Data items:
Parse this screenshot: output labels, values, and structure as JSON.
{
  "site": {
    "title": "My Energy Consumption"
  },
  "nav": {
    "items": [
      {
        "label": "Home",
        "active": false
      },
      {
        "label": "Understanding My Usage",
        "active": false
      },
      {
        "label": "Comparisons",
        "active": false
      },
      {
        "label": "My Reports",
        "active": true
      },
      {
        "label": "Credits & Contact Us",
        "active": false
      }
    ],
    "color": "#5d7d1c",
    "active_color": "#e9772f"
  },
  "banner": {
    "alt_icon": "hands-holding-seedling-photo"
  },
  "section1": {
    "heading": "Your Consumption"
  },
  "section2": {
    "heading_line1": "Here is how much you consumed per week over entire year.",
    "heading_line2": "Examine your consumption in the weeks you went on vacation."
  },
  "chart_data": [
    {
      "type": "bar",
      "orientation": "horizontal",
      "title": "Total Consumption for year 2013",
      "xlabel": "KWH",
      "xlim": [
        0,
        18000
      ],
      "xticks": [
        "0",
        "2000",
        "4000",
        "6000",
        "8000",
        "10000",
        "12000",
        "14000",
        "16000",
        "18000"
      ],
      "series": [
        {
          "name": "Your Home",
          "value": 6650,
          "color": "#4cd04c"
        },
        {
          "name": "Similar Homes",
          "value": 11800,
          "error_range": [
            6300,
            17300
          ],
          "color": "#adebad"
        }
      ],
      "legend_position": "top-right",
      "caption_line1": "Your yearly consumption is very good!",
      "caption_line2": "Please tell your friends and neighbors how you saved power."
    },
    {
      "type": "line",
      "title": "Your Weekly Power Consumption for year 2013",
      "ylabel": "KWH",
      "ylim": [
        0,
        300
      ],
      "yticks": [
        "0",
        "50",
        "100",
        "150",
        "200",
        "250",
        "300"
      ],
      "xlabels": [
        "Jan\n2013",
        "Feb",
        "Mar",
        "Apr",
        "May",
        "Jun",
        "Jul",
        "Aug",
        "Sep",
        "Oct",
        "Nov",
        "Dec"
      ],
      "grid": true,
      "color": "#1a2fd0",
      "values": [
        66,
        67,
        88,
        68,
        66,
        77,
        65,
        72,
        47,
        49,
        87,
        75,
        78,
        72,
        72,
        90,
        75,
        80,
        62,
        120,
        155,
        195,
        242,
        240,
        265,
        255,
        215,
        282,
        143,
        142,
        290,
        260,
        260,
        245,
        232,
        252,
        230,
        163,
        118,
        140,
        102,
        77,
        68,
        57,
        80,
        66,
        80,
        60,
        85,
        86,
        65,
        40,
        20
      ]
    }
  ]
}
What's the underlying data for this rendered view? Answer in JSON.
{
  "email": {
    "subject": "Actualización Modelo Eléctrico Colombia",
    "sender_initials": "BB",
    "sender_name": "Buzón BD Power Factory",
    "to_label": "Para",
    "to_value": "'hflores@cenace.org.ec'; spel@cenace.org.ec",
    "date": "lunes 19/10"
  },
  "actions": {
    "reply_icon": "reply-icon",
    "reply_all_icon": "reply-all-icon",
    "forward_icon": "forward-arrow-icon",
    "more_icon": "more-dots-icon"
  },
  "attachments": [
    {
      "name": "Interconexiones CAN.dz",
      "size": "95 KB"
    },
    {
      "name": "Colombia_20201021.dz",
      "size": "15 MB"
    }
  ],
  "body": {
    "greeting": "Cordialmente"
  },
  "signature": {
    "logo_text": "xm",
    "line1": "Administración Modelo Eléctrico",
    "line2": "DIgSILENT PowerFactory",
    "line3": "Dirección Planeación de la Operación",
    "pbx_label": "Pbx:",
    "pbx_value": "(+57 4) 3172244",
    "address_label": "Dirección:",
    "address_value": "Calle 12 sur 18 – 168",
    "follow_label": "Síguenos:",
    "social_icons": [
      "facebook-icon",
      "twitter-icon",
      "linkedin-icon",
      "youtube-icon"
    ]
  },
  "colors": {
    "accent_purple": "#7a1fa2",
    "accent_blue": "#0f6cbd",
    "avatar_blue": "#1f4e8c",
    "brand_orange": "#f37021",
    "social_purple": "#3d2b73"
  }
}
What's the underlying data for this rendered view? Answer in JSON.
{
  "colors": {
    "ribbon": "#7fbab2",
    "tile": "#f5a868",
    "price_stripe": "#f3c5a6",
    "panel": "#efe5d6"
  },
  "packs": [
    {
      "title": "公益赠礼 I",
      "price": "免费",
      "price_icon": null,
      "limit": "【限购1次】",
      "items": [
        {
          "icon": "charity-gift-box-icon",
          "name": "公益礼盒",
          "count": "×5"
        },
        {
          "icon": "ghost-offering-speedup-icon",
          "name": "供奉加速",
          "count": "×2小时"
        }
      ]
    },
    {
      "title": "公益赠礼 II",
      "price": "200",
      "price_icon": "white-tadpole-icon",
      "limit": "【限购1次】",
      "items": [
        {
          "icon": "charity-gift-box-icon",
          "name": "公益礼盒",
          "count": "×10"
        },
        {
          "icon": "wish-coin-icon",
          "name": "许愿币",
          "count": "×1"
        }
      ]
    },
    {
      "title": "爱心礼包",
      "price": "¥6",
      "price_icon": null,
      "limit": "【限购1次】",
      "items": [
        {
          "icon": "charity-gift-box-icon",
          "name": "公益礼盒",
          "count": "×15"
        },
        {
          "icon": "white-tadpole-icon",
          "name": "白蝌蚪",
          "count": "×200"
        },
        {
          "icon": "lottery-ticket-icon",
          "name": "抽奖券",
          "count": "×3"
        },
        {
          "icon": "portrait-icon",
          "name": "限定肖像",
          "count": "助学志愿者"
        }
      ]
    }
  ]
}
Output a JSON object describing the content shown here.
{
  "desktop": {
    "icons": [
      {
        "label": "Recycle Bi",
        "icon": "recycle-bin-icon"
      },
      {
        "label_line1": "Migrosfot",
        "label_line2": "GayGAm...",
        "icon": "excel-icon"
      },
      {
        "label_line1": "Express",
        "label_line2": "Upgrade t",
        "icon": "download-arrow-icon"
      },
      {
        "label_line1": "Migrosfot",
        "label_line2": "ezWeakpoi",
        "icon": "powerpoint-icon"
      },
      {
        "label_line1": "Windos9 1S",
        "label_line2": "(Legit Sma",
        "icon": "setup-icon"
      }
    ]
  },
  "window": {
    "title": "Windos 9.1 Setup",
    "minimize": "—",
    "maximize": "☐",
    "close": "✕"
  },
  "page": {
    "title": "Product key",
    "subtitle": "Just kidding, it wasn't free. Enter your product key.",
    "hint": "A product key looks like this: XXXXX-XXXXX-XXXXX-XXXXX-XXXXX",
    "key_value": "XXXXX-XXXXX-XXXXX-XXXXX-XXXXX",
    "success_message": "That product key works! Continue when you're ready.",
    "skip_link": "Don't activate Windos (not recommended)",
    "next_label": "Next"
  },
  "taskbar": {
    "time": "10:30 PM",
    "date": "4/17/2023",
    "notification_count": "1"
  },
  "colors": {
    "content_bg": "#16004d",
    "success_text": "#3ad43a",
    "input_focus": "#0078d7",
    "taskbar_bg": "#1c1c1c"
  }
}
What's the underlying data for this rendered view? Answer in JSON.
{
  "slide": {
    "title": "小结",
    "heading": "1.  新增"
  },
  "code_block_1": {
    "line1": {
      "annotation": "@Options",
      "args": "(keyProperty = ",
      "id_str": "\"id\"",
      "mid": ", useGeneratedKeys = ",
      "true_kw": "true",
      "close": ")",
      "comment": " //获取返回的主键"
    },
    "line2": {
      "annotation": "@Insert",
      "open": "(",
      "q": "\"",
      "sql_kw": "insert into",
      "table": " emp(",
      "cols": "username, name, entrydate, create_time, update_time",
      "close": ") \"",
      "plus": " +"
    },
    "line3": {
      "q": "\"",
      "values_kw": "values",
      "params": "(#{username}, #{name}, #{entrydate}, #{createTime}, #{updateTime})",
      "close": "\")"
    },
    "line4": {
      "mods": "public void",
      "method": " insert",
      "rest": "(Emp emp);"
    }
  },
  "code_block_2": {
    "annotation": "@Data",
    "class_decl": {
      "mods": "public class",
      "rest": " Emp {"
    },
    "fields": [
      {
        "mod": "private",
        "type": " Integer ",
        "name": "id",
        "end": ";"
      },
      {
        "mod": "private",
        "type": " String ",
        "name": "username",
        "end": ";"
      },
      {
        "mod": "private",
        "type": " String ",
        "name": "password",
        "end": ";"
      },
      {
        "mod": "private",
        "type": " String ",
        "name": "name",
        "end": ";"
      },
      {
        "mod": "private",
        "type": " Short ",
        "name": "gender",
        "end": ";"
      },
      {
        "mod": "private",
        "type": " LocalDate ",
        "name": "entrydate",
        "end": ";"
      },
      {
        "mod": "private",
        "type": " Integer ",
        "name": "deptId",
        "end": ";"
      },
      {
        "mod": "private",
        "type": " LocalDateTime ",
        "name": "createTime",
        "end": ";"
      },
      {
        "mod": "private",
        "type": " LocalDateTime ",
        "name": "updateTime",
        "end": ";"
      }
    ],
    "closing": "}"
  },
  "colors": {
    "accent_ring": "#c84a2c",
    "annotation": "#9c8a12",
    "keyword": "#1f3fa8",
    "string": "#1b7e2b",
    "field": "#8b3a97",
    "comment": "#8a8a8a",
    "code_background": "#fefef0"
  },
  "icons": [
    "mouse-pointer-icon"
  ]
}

**AIM OF THE TASK**
Find each line that has the word "reply", then copy it out.

**CORRECT RESPONSE**
    "reply_icon": "reply-icon",
    "reply_all_icon": "reply-all-icon",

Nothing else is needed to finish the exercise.